┌────────
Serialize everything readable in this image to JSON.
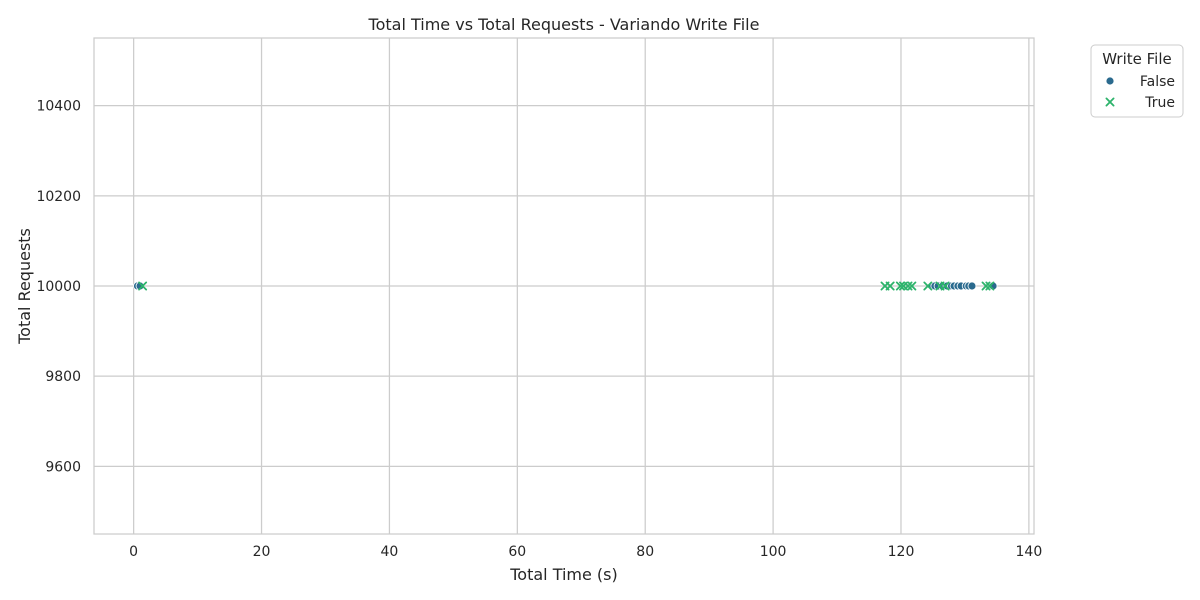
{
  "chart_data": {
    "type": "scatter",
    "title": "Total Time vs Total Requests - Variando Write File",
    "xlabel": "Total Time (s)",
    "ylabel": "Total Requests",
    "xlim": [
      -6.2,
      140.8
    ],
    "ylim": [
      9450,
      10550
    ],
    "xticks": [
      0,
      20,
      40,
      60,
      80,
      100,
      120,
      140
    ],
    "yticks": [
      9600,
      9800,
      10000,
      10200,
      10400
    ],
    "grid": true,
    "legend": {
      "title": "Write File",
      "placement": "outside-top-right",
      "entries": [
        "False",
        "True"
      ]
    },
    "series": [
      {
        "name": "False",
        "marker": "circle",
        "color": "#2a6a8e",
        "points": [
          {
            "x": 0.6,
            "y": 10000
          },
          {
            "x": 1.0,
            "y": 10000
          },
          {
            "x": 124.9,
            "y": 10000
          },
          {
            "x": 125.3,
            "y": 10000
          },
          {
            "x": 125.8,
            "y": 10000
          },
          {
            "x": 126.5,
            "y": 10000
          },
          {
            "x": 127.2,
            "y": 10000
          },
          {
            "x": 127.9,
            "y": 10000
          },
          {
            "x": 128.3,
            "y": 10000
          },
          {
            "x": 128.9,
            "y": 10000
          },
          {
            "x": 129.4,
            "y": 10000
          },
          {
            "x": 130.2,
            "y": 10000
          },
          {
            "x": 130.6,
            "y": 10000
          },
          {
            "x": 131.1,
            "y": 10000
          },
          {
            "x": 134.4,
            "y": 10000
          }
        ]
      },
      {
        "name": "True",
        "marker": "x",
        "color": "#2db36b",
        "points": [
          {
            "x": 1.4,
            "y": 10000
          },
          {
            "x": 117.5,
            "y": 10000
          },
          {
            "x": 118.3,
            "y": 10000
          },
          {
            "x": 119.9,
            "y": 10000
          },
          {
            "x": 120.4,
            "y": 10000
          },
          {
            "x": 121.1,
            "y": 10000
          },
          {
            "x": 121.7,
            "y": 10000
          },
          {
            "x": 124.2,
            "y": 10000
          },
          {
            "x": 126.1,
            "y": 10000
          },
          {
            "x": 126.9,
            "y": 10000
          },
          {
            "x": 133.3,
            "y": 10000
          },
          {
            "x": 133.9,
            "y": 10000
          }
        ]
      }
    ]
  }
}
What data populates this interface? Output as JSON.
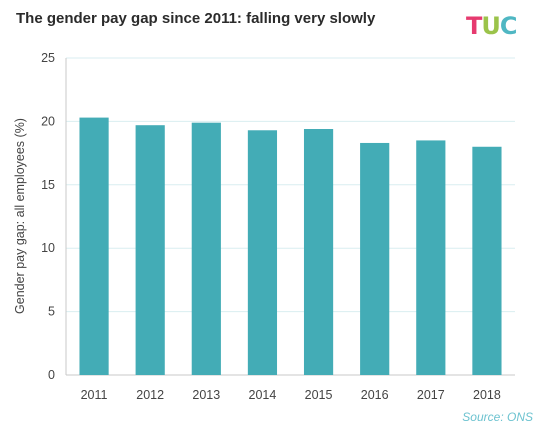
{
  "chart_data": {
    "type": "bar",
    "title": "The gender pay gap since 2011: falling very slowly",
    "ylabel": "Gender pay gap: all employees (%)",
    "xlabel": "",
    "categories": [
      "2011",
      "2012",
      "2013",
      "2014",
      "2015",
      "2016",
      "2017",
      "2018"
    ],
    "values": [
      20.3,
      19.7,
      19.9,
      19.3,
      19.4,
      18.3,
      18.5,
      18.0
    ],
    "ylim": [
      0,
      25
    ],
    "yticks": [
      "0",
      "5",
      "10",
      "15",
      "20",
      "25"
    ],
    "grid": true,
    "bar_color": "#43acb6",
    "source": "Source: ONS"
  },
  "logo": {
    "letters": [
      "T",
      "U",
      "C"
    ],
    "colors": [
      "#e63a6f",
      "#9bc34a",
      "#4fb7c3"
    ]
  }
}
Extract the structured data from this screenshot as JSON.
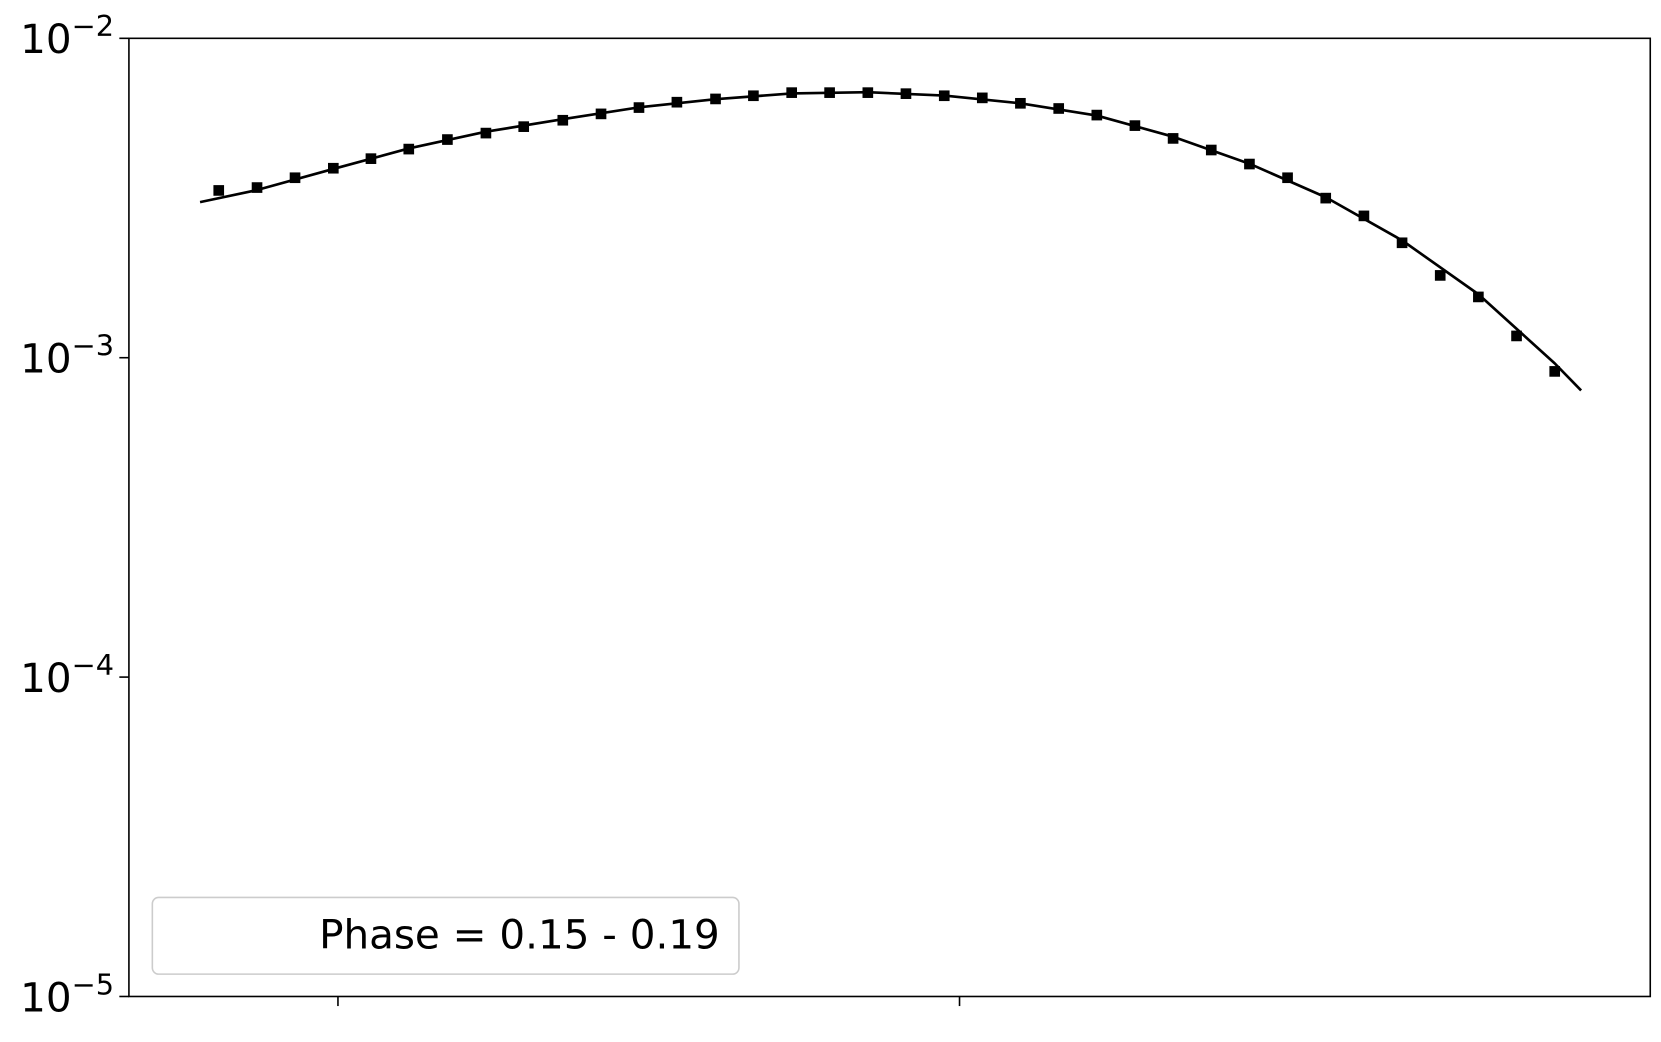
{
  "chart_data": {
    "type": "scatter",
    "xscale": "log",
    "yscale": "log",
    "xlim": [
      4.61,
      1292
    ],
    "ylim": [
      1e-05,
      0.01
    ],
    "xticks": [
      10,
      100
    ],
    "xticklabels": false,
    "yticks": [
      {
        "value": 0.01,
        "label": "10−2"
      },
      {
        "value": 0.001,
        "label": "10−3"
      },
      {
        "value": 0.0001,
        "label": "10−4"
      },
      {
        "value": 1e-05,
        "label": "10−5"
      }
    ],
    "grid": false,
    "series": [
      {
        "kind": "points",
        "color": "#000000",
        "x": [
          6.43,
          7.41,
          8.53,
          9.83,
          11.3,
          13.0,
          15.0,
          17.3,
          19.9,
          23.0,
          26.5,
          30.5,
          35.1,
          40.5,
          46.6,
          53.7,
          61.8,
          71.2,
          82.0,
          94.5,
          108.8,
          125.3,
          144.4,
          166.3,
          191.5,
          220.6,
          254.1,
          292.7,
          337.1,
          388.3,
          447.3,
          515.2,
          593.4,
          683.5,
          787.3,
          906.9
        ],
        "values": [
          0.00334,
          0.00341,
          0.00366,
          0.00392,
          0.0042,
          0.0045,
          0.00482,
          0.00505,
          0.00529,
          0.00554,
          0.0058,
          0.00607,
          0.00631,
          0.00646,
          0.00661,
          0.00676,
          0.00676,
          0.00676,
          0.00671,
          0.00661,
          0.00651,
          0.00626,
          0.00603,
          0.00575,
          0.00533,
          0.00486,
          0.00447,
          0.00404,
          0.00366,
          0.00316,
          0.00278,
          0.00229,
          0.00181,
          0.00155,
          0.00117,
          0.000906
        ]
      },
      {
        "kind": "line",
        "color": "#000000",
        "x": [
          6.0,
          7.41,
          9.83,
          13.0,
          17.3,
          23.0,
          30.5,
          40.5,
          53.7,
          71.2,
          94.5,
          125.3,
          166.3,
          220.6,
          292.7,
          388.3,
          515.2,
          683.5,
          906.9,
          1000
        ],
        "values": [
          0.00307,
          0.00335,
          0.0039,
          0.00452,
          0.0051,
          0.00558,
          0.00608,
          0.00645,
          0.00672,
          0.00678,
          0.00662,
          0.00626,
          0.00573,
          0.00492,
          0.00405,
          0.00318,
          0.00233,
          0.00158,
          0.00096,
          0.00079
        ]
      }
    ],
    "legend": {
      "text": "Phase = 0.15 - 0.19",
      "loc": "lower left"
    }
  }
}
└────────
> **Your objective**:
State, as a number only, how many lines in the entries include "title".

> **Solved exercise**:
3